(SET EXERCISE):
Look through the lines below and extract each one that contains "Einnahmen".

Dataset entries
____
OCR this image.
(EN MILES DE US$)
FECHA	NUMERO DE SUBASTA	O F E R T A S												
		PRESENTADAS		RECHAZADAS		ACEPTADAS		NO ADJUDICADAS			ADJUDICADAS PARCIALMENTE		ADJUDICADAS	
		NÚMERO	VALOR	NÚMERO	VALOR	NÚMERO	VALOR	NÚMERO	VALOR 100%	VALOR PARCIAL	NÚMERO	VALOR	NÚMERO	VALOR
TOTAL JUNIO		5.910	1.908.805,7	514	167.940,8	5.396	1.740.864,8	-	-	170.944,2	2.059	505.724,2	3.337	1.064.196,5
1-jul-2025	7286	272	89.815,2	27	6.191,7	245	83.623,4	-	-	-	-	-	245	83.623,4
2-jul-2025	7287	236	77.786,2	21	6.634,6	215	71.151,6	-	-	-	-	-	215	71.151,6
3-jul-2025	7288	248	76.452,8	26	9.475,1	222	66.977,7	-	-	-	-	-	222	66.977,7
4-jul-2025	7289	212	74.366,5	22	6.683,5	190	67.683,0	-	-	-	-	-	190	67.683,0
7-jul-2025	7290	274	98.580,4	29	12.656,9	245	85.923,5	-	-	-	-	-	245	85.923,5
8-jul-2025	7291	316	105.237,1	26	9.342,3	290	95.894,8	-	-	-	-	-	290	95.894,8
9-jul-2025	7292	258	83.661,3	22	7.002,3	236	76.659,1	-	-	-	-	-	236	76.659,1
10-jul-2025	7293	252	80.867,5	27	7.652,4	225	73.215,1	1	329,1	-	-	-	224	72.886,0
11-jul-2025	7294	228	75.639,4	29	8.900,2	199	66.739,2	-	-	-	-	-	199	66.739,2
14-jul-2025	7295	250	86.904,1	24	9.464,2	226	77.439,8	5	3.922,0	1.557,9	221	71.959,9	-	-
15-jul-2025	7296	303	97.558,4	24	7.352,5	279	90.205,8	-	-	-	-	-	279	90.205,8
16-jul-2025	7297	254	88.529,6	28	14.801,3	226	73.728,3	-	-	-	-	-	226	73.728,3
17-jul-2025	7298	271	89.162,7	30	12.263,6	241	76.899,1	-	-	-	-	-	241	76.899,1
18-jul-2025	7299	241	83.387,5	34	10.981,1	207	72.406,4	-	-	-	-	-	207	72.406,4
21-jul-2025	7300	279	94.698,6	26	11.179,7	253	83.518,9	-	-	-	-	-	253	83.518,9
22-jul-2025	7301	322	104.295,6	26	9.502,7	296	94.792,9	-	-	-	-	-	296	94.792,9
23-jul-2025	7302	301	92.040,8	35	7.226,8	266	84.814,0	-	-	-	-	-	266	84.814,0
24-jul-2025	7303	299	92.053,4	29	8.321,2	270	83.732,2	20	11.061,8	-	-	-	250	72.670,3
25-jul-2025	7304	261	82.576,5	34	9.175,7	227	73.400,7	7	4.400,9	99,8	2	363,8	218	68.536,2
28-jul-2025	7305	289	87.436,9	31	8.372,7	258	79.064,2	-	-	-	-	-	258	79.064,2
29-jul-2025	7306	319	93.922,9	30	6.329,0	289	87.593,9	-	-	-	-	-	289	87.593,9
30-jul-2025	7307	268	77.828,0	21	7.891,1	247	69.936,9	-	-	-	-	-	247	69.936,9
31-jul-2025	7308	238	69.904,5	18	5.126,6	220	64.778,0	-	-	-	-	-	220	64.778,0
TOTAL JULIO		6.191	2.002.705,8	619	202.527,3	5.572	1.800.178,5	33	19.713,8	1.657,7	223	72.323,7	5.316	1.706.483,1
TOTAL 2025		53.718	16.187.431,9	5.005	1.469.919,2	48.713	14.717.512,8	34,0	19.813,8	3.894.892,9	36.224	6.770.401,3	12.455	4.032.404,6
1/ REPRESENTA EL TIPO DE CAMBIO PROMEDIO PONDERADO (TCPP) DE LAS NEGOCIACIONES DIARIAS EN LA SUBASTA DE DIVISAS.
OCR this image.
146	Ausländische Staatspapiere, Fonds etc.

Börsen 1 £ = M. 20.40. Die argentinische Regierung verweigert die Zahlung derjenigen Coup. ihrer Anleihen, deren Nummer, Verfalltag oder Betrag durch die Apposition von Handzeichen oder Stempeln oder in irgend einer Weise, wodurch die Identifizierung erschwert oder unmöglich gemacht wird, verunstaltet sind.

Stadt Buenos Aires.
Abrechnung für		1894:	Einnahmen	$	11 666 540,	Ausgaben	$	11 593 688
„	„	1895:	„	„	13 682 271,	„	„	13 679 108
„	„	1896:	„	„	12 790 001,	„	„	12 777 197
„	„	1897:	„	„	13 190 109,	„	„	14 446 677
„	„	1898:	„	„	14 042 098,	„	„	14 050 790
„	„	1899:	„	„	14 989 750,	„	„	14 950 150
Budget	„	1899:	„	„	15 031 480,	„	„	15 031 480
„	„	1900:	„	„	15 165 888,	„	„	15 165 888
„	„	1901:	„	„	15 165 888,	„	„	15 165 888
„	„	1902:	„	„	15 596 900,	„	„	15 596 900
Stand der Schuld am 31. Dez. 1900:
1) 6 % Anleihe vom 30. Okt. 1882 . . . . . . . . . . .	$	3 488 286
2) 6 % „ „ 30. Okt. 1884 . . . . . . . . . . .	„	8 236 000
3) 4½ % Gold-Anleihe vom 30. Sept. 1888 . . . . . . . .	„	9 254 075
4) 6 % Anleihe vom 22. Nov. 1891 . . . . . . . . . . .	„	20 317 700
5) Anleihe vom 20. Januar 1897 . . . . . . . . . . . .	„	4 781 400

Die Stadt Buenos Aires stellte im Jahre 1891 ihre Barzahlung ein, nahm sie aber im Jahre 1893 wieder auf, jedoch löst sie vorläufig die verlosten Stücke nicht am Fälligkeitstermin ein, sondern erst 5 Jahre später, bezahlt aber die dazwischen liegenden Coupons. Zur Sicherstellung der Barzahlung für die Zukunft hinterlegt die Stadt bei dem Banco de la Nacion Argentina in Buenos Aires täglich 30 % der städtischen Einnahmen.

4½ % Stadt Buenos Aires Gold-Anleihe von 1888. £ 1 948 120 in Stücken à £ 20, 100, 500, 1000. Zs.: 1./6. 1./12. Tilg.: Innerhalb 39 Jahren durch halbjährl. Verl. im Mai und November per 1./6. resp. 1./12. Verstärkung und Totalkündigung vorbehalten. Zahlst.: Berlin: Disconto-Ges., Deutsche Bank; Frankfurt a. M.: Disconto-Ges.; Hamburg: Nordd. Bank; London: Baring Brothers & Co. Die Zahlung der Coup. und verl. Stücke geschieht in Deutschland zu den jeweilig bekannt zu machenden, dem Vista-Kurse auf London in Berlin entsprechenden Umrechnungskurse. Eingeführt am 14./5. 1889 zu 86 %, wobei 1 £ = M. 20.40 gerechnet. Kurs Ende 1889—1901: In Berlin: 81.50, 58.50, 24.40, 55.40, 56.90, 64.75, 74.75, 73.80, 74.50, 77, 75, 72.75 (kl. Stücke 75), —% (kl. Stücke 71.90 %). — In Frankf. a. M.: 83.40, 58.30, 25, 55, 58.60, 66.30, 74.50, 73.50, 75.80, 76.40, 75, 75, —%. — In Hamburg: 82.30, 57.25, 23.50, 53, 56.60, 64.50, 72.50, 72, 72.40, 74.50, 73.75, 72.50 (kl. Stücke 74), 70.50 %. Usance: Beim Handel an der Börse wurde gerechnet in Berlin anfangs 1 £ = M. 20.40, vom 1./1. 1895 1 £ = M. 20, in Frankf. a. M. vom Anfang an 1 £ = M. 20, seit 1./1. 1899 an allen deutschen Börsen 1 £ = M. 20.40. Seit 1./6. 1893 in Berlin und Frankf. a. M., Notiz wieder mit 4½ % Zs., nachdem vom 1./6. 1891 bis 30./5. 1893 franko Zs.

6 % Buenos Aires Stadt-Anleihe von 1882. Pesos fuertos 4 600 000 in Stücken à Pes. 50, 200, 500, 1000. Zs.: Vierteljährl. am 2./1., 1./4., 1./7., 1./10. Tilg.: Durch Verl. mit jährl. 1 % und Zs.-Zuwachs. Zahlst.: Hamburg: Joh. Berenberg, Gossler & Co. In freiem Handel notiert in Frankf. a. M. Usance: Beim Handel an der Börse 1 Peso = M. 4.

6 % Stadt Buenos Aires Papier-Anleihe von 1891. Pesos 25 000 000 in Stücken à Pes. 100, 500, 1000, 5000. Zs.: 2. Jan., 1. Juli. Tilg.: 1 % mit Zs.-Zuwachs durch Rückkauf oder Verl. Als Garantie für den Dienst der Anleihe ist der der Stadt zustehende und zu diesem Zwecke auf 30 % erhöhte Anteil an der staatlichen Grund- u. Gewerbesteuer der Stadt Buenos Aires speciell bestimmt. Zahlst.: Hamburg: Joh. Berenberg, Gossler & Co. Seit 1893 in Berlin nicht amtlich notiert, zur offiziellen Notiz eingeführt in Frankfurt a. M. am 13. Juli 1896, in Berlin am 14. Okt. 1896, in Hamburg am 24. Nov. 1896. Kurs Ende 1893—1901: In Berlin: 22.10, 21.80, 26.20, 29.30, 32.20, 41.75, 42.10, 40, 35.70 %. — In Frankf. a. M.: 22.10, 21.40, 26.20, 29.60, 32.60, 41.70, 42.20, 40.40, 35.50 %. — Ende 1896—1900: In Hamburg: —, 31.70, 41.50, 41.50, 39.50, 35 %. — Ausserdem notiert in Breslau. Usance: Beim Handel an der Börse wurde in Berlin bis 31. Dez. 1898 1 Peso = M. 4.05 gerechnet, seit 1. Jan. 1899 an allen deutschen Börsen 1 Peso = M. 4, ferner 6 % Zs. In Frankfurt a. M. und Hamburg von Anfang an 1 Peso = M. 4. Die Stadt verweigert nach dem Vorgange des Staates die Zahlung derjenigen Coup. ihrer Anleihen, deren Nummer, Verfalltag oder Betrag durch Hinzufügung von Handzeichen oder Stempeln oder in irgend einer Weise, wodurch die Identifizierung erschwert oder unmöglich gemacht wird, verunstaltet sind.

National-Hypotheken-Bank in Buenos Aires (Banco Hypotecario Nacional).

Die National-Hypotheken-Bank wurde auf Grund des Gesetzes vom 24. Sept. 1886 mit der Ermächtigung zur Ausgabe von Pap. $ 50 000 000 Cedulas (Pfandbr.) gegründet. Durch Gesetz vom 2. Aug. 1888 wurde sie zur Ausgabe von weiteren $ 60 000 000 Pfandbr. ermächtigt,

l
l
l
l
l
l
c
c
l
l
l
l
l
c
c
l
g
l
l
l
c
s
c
____
(TASK SOLUTION):
Abrechnung für		1894:	Einnahmen	$	11 666 540,	Ausgaben	$	11 593 688
Die Stadt Buenos Aires stellte im Jahre 1891 ihre Barzahlung ein, nahm sie aber im Jahre 1893 wieder auf, jedoch löst sie vorläufig die verlosten Stücke nicht am Fälligkeitstermin ein, sondern erst 5 Jahre später, bezahlt aber die dazwischen liegenden Coupons. Zur Sicherstellung der Barzahlung für die Zukunft hinterlegt die Stadt bei dem Banco de la Nacion Argentina in Buenos Aires täglich 30 % der städtischen Einnahmen.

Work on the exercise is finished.